__What is being asked__. Without the pictures, set down every line of the data exactly.

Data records
++++++

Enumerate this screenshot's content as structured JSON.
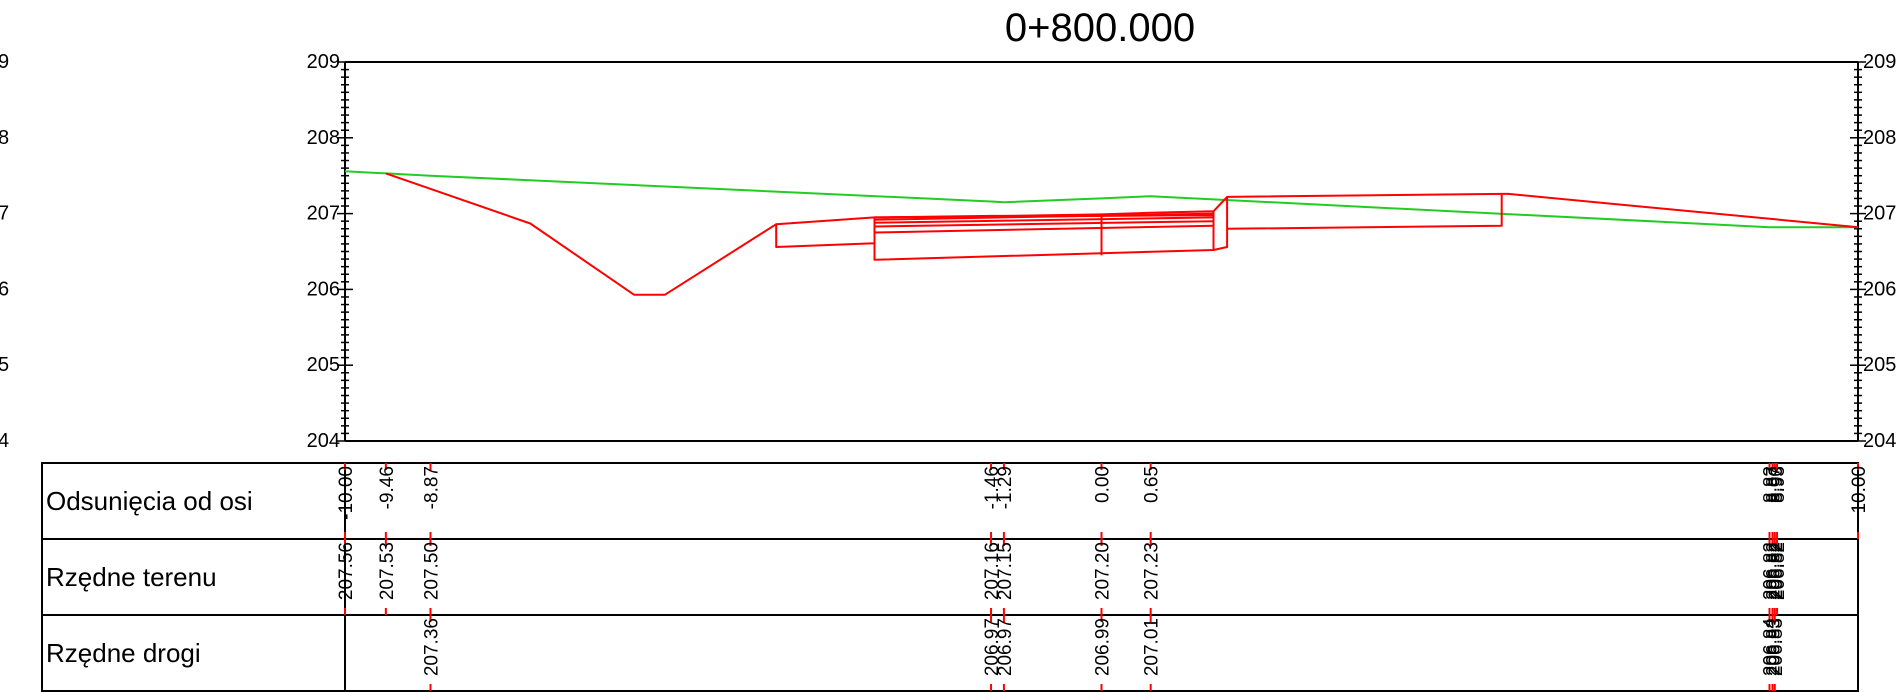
{
  "title": "0+800.000",
  "axis": {
    "elevation_min": 204,
    "elevation_max": 209,
    "offset_min": -10.0,
    "offset_max": 10.0,
    "tick_labels": [
      "204",
      "205",
      "206",
      "207",
      "208",
      "209"
    ],
    "edge_tick_labels": [
      "4",
      "5",
      "6",
      "7",
      "8",
      "9"
    ]
  },
  "colors": {
    "terrain": "#22cc22",
    "road": "#ff0000",
    "frame": "#000000",
    "table_marks": "#ff0000"
  },
  "chart_data": {
    "type": "line",
    "title": "0+800.000",
    "xlabel": "",
    "ylabel": "",
    "xlim": [
      -10.0,
      10.0
    ],
    "ylim": [
      204,
      209
    ],
    "series": [
      {
        "kind": "terrain",
        "points": [
          [
            -10.0,
            207.56
          ],
          [
            -9.46,
            207.53
          ],
          [
            -8.87,
            207.5
          ],
          [
            -1.46,
            207.16
          ],
          [
            -1.29,
            207.15
          ],
          [
            0.0,
            207.2
          ],
          [
            0.65,
            207.23
          ],
          [
            8.83,
            206.82
          ],
          [
            8.87,
            206.82
          ],
          [
            8.9,
            206.82
          ],
          [
            8.93,
            206.82
          ],
          [
            10.0,
            206.82
          ]
        ]
      },
      {
        "kind": "road-outline",
        "points": [
          [
            -9.46,
            207.53
          ],
          [
            -7.55,
            206.87
          ],
          [
            -6.18,
            205.93
          ],
          [
            -5.77,
            205.93
          ],
          [
            -4.3,
            206.86
          ],
          [
            -4.3,
            206.56
          ],
          [
            -3.0,
            206.61
          ],
          [
            -3.0,
            206.95
          ],
          [
            1.48,
            206.98
          ],
          [
            1.48,
            206.52
          ],
          [
            -3.0,
            206.39
          ],
          [
            -3.0,
            206.95
          ]
        ]
      },
      {
        "kind": "road-pavement",
        "points": [
          [
            -4.3,
            206.86
          ],
          [
            -3.0,
            206.95
          ],
          [
            -1.46,
            206.97
          ],
          [
            -1.29,
            206.97
          ],
          [
            0.0,
            206.99
          ],
          [
            0.65,
            207.01
          ],
          [
            1.48,
            207.03
          ],
          [
            1.66,
            207.22
          ],
          [
            5.29,
            207.26
          ],
          [
            5.38,
            207.26
          ],
          [
            10.0,
            206.82
          ]
        ]
      },
      {
        "kind": "road-layer",
        "points": [
          [
            -3.0,
            206.92
          ],
          [
            1.48,
            207.0
          ]
        ]
      },
      {
        "kind": "road-layer",
        "points": [
          [
            -3.0,
            206.88
          ],
          [
            1.48,
            206.95
          ]
        ]
      },
      {
        "kind": "road-layer",
        "points": [
          [
            -3.0,
            206.83
          ],
          [
            1.48,
            206.9
          ]
        ]
      },
      {
        "kind": "road-layer",
        "points": [
          [
            -3.0,
            206.75
          ],
          [
            1.48,
            206.84
          ]
        ]
      },
      {
        "kind": "road-center-line",
        "points": [
          [
            0.0,
            206.99
          ],
          [
            0.0,
            206.45
          ]
        ]
      },
      {
        "kind": "road-shoulder",
        "points": [
          [
            1.48,
            207.03
          ],
          [
            1.48,
            206.52
          ],
          [
            1.66,
            206.56
          ],
          [
            1.66,
            207.22
          ]
        ]
      },
      {
        "kind": "road-shoulder",
        "points": [
          [
            1.66,
            206.8
          ],
          [
            5.29,
            206.84
          ],
          [
            5.29,
            207.26
          ]
        ]
      }
    ]
  },
  "table": {
    "rows": [
      {
        "label": "Odsunięcia od osi",
        "values": [
          {
            "x": -10.0,
            "text": "-10.00"
          },
          {
            "x": -9.46,
            "text": "-9.46"
          },
          {
            "x": -8.87,
            "text": "-8.87"
          },
          {
            "x": -1.46,
            "text": "-1.46"
          },
          {
            "x": -1.29,
            "text": "-1.29"
          },
          {
            "x": 0.0,
            "text": "0.00"
          },
          {
            "x": 0.65,
            "text": "0.65"
          },
          {
            "x": 8.83,
            "text": "8.83"
          },
          {
            "x": 8.87,
            "text": "8.87"
          },
          {
            "x": 8.9,
            "text": "8.90"
          },
          {
            "x": 8.93,
            "text": "8.93"
          },
          {
            "x": 10.0,
            "text": "10.00"
          }
        ]
      },
      {
        "label": "Rzędne terenu",
        "values": [
          {
            "x": -10.0,
            "text": "207.56"
          },
          {
            "x": -9.46,
            "text": "207.53"
          },
          {
            "x": -8.87,
            "text": "207.50"
          },
          {
            "x": -1.46,
            "text": "207.16"
          },
          {
            "x": -1.29,
            "text": "207.15"
          },
          {
            "x": 0.0,
            "text": "207.20"
          },
          {
            "x": 0.65,
            "text": "207.23"
          },
          {
            "x": 8.83,
            "text": "206.82"
          },
          {
            "x": 8.87,
            "text": "206.82"
          },
          {
            "x": 8.9,
            "text": "206.82"
          },
          {
            "x": 8.93,
            "text": "206.82"
          }
        ]
      },
      {
        "label": "Rzędne drogi",
        "values": [
          {
            "x": -8.87,
            "text": "207.36"
          },
          {
            "x": -1.46,
            "text": "206.97"
          },
          {
            "x": -1.29,
            "text": "206.97"
          },
          {
            "x": 0.0,
            "text": "206.99"
          },
          {
            "x": 0.65,
            "text": "207.01"
          },
          {
            "x": 8.83,
            "text": "206.84"
          },
          {
            "x": 8.87,
            "text": "206.83"
          },
          {
            "x": 8.9,
            "text": "206.83"
          }
        ]
      }
    ]
  }
}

++++++

__Problem solution__.
Enumerate this screenshot's content as structured JSON.
{
  "title": "0+800.000",
  "axis": {
    "elevation_min": 204,
    "elevation_max": 209,
    "offset_min": -10.0,
    "offset_max": 10.0,
    "tick_labels": [
      "204",
      "205",
      "206",
      "207",
      "208",
      "209"
    ],
    "edge_tick_labels": [
      "4",
      "5",
      "6",
      "7",
      "8",
      "9"
    ]
  },
  "colors": {
    "terrain": "#22cc22",
    "road": "#ff0000",
    "frame": "#000000",
    "table_marks": "#ff0000"
  },
  "chart_data": {
    "type": "line",
    "title": "0+800.000",
    "xlabel": "",
    "ylabel": "",
    "xlim": [
      -10.0,
      10.0
    ],
    "ylim": [
      204,
      209
    ],
    "series": [
      {
        "kind": "terrain",
        "points": [
          [
            -10.0,
            207.56
          ],
          [
            -9.46,
            207.53
          ],
          [
            -8.87,
            207.5
          ],
          [
            -1.46,
            207.16
          ],
          [
            -1.29,
            207.15
          ],
          [
            0.0,
            207.2
          ],
          [
            0.65,
            207.23
          ],
          [
            8.83,
            206.82
          ],
          [
            8.87,
            206.82
          ],
          [
            8.9,
            206.82
          ],
          [
            8.93,
            206.82
          ],
          [
            10.0,
            206.82
          ]
        ]
      },
      {
        "kind": "road-outline",
        "points": [
          [
            -9.46,
            207.53
          ],
          [
            -7.55,
            206.87
          ],
          [
            -6.18,
            205.93
          ],
          [
            -5.77,
            205.93
          ],
          [
            -4.3,
            206.86
          ],
          [
            -4.3,
            206.56
          ],
          [
            -3.0,
            206.61
          ],
          [
            -3.0,
            206.95
          ],
          [
            1.48,
            206.98
          ],
          [
            1.48,
            206.52
          ],
          [
            -3.0,
            206.39
          ],
          [
            -3.0,
            206.95
          ]
        ]
      },
      {
        "kind": "road-pavement",
        "points": [
          [
            -4.3,
            206.86
          ],
          [
            -3.0,
            206.95
          ],
          [
            -1.46,
            206.97
          ],
          [
            -1.29,
            206.97
          ],
          [
            0.0,
            206.99
          ],
          [
            0.65,
            207.01
          ],
          [
            1.48,
            207.03
          ],
          [
            1.66,
            207.22
          ],
          [
            5.29,
            207.26
          ],
          [
            5.38,
            207.26
          ],
          [
            10.0,
            206.82
          ]
        ]
      },
      {
        "kind": "road-layer",
        "points": [
          [
            -3.0,
            206.92
          ],
          [
            1.48,
            207.0
          ]
        ]
      },
      {
        "kind": "road-layer",
        "points": [
          [
            -3.0,
            206.88
          ],
          [
            1.48,
            206.95
          ]
        ]
      },
      {
        "kind": "road-layer",
        "points": [
          [
            -3.0,
            206.83
          ],
          [
            1.48,
            206.9
          ]
        ]
      },
      {
        "kind": "road-layer",
        "points": [
          [
            -3.0,
            206.75
          ],
          [
            1.48,
            206.84
          ]
        ]
      },
      {
        "kind": "road-center-line",
        "points": [
          [
            0.0,
            206.99
          ],
          [
            0.0,
            206.45
          ]
        ]
      },
      {
        "kind": "road-shoulder",
        "points": [
          [
            1.48,
            207.03
          ],
          [
            1.48,
            206.52
          ],
          [
            1.66,
            206.56
          ],
          [
            1.66,
            207.22
          ]
        ]
      },
      {
        "kind": "road-shoulder",
        "points": [
          [
            1.66,
            206.8
          ],
          [
            5.29,
            206.84
          ],
          [
            5.29,
            207.26
          ]
        ]
      }
    ]
  },
  "table": {
    "rows": [
      {
        "label": "Odsunięcia od osi",
        "values": [
          {
            "x": -10.0,
            "text": "-10.00"
          },
          {
            "x": -9.46,
            "text": "-9.46"
          },
          {
            "x": -8.87,
            "text": "-8.87"
          },
          {
            "x": -1.46,
            "text": "-1.46"
          },
          {
            "x": -1.29,
            "text": "-1.29"
          },
          {
            "x": 0.0,
            "text": "0.00"
          },
          {
            "x": 0.65,
            "text": "0.65"
          },
          {
            "x": 8.83,
            "text": "8.83"
          },
          {
            "x": 8.87,
            "text": "8.87"
          },
          {
            "x": 8.9,
            "text": "8.90"
          },
          {
            "x": 8.93,
            "text": "8.93"
          },
          {
            "x": 10.0,
            "text": "10.00"
          }
        ]
      },
      {
        "label": "Rzędne terenu",
        "values": [
          {
            "x": -10.0,
            "text": "207.56"
          },
          {
            "x": -9.46,
            "text": "207.53"
          },
          {
            "x": -8.87,
            "text": "207.50"
          },
          {
            "x": -1.46,
            "text": "207.16"
          },
          {
            "x": -1.29,
            "text": "207.15"
          },
          {
            "x": 0.0,
            "text": "207.20"
          },
          {
            "x": 0.65,
            "text": "207.23"
          },
          {
            "x": 8.83,
            "text": "206.82"
          },
          {
            "x": 8.87,
            "text": "206.82"
          },
          {
            "x": 8.9,
            "text": "206.82"
          },
          {
            "x": 8.93,
            "text": "206.82"
          }
        ]
      },
      {
        "label": "Rzędne drogi",
        "values": [
          {
            "x": -8.87,
            "text": "207.36"
          },
          {
            "x": -1.46,
            "text": "206.97"
          },
          {
            "x": -1.29,
            "text": "206.97"
          },
          {
            "x": 0.0,
            "text": "206.99"
          },
          {
            "x": 0.65,
            "text": "207.01"
          },
          {
            "x": 8.83,
            "text": "206.84"
          },
          {
            "x": 8.87,
            "text": "206.83"
          },
          {
            "x": 8.9,
            "text": "206.83"
          }
        ]
      }
    ]
  }
}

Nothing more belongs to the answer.